Tension. Experiencing the dissonance of seemingly irreconcilable perspectives. Tension exists where reality falls disappointingly short of expectations. When the clarity of seeing what ought to be is met with circumstances that ought not be, there we find tension. If asked to sum up the entirety of the Old Testament in one word, tension would be a good candidate.
If you’ve ever begun the year in a one year reading plan that works through the Bible chronologically, you likely were in the Old Testament until sometime in the fall. After that stretch, the Old Testament story leaves you with a feeling that mimics that season’s bleakness from fewer hours of sunlight and the signs of the oncoming barrenness of winter. At that point, turning the page over to the gospels comes as a breath of fresh spring-time air! Don’t get me wrong, there is plenty of good news in the Old Testament but ultimately, every Old Testament peak turns out to be a false peak as the heights never reach their fullness, are never sustained, and are quite often followed by stunning descents into ever deeper valleys.

====

*Exercise instructions*:
1. For the passage on tension, say whether each statement agrees with it, answering yes or no and quoting the words that decide it: (a) Tension exists where reality goes beyond expectations. (b) Readers following a chronological one year plan are likely in the Old Testament until sometime in the fall. (c) There is no good news in the Old Testament.
2. Retype the part of the passage on tension between "Tension. Experiencing the" and "a good candidate.", inclusive.
The entries that come next have nothing to do with the passage on tension.

====

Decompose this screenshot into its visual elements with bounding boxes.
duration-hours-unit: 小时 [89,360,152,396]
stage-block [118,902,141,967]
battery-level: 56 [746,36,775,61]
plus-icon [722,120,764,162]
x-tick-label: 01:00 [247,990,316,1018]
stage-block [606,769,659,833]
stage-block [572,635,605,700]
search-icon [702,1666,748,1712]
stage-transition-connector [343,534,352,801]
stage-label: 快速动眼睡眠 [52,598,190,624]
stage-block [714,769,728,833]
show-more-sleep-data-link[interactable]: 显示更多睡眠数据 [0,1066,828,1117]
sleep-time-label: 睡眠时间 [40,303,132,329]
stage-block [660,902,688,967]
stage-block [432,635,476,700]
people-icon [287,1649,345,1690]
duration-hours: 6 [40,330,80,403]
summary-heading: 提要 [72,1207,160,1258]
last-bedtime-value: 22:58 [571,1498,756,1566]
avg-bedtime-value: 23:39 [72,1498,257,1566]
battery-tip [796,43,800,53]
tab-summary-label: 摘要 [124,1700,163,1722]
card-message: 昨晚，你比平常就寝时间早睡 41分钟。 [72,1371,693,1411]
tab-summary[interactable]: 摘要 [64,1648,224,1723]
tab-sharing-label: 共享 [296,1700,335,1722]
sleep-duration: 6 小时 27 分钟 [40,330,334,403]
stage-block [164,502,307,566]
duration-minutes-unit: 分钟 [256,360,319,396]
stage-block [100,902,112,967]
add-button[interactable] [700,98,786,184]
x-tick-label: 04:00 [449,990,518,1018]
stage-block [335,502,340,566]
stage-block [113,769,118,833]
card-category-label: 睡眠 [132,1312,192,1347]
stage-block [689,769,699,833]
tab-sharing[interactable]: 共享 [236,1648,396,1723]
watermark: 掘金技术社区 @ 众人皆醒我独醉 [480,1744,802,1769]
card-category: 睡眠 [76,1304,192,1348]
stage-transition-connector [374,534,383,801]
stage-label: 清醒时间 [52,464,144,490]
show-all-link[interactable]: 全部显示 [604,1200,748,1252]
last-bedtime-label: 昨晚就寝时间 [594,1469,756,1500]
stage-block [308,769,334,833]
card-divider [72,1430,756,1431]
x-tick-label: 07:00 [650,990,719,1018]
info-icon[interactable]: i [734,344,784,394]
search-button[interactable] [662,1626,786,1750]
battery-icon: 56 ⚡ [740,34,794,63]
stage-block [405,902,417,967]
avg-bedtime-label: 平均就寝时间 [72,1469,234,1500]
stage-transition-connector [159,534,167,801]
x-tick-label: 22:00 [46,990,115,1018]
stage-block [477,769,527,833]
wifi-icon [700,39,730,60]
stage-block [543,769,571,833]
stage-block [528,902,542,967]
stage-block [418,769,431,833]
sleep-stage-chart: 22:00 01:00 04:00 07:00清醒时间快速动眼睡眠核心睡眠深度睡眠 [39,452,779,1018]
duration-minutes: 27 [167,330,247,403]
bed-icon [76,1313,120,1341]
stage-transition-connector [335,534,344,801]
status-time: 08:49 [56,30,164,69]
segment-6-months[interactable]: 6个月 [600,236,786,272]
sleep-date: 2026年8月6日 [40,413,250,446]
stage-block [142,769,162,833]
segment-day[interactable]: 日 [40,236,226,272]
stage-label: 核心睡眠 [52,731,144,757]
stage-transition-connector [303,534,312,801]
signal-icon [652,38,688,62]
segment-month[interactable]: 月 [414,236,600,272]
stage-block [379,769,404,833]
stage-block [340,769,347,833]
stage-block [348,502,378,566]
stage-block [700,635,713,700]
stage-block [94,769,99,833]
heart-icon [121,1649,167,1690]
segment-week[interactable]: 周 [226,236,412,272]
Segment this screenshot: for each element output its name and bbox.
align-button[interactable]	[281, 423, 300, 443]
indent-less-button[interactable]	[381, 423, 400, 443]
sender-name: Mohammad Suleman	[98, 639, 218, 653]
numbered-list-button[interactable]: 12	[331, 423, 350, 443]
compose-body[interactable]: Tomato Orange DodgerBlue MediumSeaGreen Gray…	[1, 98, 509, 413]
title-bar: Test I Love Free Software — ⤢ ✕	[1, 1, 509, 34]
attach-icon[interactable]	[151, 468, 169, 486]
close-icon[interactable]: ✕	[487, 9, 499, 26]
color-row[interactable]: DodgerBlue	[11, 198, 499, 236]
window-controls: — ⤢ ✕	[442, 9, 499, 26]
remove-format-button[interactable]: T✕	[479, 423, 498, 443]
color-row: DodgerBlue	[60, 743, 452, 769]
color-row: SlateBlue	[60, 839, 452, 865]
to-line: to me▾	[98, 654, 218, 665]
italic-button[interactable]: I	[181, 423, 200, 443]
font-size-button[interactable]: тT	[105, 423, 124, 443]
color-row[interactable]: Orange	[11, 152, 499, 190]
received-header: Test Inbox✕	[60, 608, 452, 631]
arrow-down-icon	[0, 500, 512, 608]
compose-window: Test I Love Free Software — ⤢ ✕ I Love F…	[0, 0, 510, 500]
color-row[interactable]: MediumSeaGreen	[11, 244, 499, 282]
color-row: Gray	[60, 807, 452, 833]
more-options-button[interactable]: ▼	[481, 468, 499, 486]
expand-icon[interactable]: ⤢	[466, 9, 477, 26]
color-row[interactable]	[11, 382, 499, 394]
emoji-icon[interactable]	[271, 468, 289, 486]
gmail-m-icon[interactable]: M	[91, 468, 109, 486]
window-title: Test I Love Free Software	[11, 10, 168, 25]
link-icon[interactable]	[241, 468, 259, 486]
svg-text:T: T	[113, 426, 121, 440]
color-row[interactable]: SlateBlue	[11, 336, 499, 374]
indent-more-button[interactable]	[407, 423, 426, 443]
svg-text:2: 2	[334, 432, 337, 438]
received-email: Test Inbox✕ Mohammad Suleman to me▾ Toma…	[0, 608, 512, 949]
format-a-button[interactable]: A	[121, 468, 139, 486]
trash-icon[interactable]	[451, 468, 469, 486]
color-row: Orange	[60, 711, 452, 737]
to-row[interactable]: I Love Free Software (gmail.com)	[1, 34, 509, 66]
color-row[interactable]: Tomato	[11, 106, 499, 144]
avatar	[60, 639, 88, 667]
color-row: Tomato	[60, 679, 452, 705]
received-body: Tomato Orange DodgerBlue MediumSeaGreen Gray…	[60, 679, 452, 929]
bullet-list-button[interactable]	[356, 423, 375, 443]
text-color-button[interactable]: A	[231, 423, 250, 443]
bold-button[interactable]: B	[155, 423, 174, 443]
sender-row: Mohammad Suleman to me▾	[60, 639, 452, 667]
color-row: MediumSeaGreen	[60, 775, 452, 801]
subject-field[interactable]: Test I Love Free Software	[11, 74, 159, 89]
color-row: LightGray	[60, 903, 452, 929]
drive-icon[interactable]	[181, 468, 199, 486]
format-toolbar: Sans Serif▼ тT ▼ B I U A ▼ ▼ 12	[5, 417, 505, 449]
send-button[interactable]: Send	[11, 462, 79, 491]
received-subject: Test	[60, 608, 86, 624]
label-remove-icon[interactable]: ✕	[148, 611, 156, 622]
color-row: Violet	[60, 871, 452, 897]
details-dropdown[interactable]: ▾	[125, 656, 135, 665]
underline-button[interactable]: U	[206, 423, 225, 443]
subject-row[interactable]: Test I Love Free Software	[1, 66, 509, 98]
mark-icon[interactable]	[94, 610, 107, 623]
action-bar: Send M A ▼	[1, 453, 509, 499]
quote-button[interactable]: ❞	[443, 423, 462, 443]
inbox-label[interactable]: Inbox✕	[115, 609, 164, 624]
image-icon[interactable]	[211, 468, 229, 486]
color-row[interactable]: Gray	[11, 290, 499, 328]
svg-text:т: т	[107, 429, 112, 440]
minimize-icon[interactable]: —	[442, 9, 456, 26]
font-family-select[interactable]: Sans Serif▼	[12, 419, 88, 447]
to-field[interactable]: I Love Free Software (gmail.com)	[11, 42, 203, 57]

====

*Answers in order*:
1.
(a) No: "Tension exists where reality falls disappointingly short of expectations."
(b) Yes: "you likely were in the Old Testament until sometime in the fall."
(c) No: "there is plenty of good news in the Old Testament"

2.
Tension. Experiencing the dissonance of seemingly irreconcilable perspectives. Tension exists where reality falls disappointingly short of expectations. When the clarity of seeing what ought to be is met with circumstances that ought not be, there we find tension. If asked to sum up the entirety of the Old Testament in one word, tension would be a good candidate.